* [Set task]: Show all lines from the listing below that contain "Original".

* [The records]:
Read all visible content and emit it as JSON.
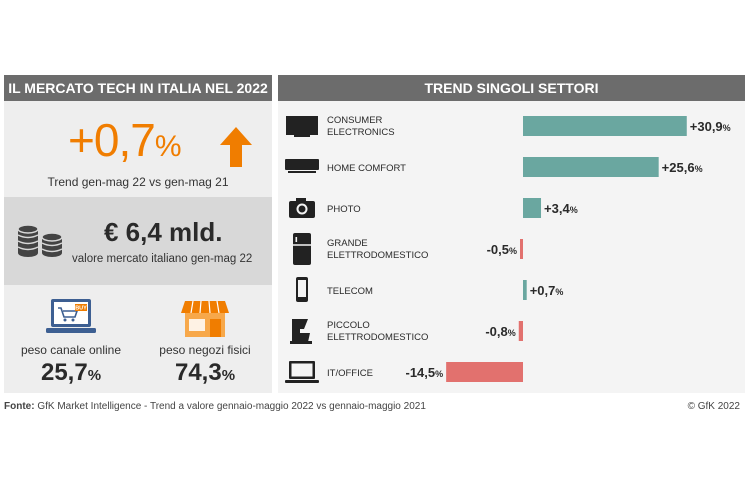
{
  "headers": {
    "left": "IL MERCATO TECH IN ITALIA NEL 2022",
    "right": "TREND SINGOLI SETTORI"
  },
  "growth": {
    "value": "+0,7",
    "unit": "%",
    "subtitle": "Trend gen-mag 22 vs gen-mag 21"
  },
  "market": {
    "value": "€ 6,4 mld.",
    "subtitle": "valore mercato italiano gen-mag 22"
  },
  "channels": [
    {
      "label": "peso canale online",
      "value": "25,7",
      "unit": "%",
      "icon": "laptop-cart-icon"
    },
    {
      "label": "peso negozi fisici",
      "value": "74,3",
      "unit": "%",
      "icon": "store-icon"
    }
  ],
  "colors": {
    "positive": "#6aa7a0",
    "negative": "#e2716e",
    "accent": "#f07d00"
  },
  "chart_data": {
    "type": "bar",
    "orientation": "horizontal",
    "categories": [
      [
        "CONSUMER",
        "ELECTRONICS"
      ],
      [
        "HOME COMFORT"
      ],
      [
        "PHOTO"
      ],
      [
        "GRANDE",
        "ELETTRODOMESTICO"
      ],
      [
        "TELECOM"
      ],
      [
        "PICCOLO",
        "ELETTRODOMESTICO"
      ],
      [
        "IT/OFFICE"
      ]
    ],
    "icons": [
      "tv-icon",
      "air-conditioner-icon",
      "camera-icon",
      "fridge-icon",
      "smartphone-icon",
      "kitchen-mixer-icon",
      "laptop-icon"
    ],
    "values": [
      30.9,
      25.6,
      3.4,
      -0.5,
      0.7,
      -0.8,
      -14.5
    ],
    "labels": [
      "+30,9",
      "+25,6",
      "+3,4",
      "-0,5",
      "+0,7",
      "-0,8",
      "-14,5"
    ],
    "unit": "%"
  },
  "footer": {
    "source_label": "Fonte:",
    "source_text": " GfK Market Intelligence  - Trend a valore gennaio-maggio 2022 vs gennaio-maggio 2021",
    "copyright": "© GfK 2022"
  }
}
---
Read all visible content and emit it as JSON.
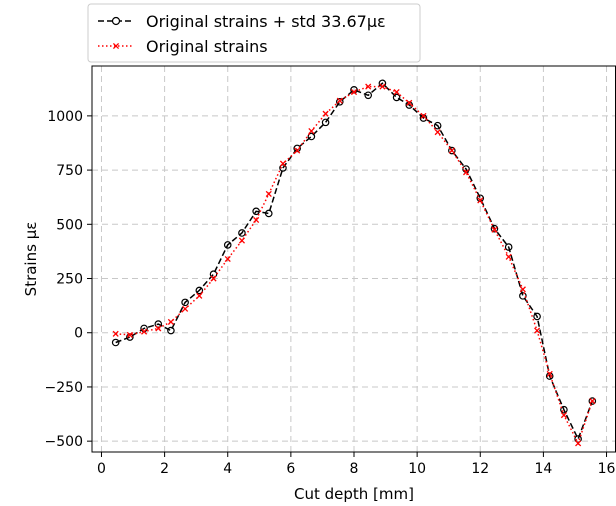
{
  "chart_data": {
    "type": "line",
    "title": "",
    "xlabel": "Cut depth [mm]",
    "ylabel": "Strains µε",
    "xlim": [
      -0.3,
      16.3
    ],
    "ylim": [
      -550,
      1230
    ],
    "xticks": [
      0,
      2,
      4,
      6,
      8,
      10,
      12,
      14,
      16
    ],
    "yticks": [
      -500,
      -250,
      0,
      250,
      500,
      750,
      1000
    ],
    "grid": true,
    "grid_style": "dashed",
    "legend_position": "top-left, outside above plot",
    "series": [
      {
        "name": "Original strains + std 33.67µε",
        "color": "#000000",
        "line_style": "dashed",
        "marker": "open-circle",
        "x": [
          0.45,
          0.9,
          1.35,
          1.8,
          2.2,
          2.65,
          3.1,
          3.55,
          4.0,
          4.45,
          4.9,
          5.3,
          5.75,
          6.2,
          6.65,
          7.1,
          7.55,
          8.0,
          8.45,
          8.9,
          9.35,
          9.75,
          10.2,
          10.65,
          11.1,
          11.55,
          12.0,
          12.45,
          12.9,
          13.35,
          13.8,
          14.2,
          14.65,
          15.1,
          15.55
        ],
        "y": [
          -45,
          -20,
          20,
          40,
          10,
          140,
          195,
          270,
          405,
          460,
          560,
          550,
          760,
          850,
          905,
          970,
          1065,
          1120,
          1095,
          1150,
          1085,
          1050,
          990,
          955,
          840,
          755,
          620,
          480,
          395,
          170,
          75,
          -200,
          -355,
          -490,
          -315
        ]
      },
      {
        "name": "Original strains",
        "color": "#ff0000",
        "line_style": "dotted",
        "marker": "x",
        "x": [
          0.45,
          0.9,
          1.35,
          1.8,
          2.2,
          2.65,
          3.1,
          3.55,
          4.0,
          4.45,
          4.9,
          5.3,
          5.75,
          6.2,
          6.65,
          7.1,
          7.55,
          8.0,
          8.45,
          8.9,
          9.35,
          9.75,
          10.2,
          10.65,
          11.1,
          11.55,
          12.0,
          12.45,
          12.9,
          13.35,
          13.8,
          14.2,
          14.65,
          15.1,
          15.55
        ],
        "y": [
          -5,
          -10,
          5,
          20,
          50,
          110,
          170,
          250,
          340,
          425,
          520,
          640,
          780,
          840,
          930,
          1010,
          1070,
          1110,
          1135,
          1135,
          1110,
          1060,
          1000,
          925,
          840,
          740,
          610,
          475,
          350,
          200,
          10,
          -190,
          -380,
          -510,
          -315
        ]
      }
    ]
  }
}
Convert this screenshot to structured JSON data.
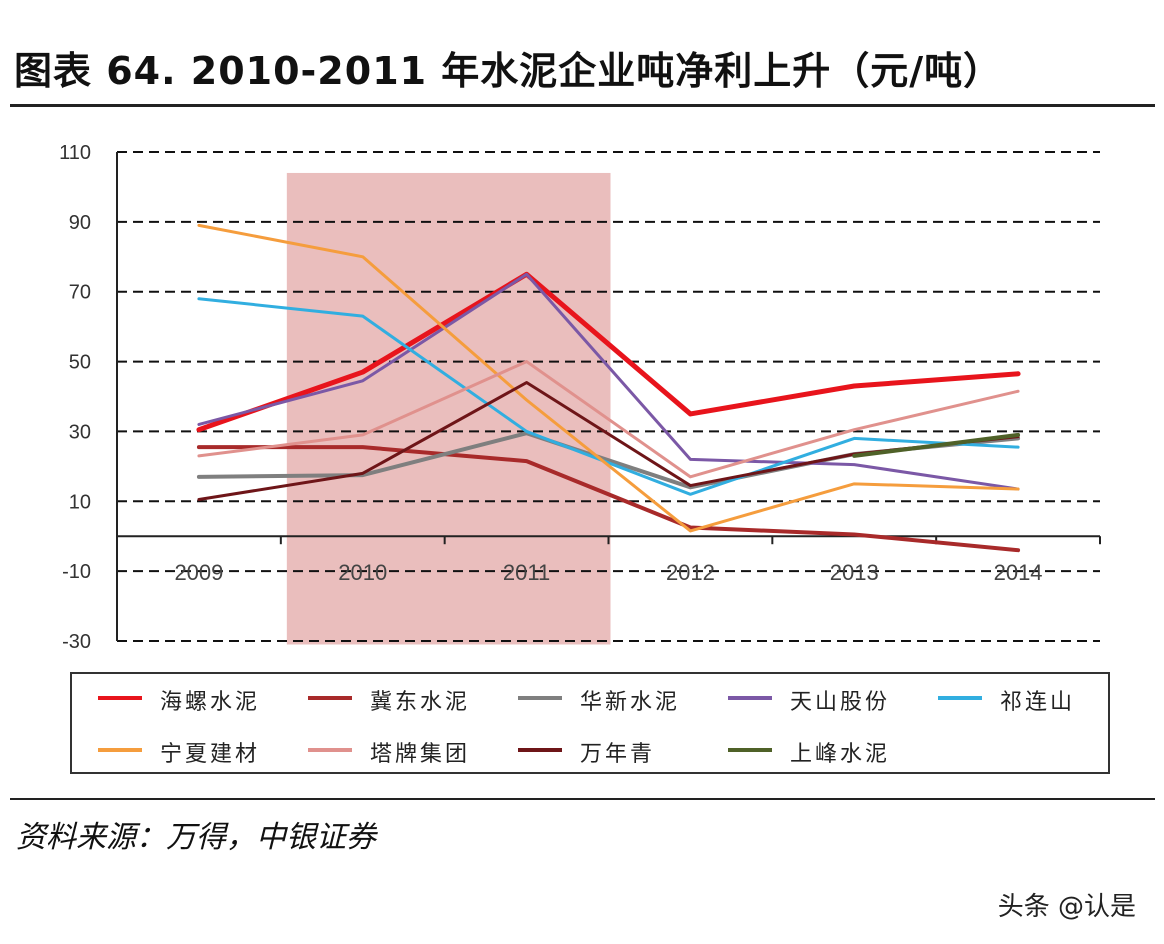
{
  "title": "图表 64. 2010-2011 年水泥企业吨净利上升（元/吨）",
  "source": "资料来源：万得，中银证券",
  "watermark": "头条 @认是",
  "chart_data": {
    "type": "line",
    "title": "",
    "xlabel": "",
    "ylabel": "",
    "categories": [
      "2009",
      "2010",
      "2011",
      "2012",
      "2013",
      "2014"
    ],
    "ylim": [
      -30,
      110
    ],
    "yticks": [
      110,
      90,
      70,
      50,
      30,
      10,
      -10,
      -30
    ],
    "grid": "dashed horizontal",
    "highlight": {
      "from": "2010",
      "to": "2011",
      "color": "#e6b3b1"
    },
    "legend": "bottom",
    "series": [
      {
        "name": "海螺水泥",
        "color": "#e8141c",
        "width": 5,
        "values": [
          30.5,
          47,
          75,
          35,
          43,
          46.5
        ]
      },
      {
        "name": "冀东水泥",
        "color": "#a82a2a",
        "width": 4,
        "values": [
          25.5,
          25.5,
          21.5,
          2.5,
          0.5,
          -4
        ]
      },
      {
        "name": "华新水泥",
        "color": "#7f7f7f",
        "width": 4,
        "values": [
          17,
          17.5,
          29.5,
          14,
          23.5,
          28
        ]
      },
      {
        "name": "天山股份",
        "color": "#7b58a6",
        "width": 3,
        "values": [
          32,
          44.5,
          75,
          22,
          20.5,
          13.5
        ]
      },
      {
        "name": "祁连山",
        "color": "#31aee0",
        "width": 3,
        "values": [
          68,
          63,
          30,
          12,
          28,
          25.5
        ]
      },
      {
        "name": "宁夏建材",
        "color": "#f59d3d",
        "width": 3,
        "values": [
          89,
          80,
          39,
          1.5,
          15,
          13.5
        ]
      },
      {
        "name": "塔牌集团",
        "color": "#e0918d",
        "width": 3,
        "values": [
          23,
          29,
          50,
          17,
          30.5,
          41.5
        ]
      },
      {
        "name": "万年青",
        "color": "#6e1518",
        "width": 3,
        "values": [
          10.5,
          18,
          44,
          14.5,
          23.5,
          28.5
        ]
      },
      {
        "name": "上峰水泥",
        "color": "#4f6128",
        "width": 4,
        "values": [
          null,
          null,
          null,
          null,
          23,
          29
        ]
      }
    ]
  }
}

* [Exercise solution]:
        "name": "Original strains + std 33.67µε",
        "name": "Original strains",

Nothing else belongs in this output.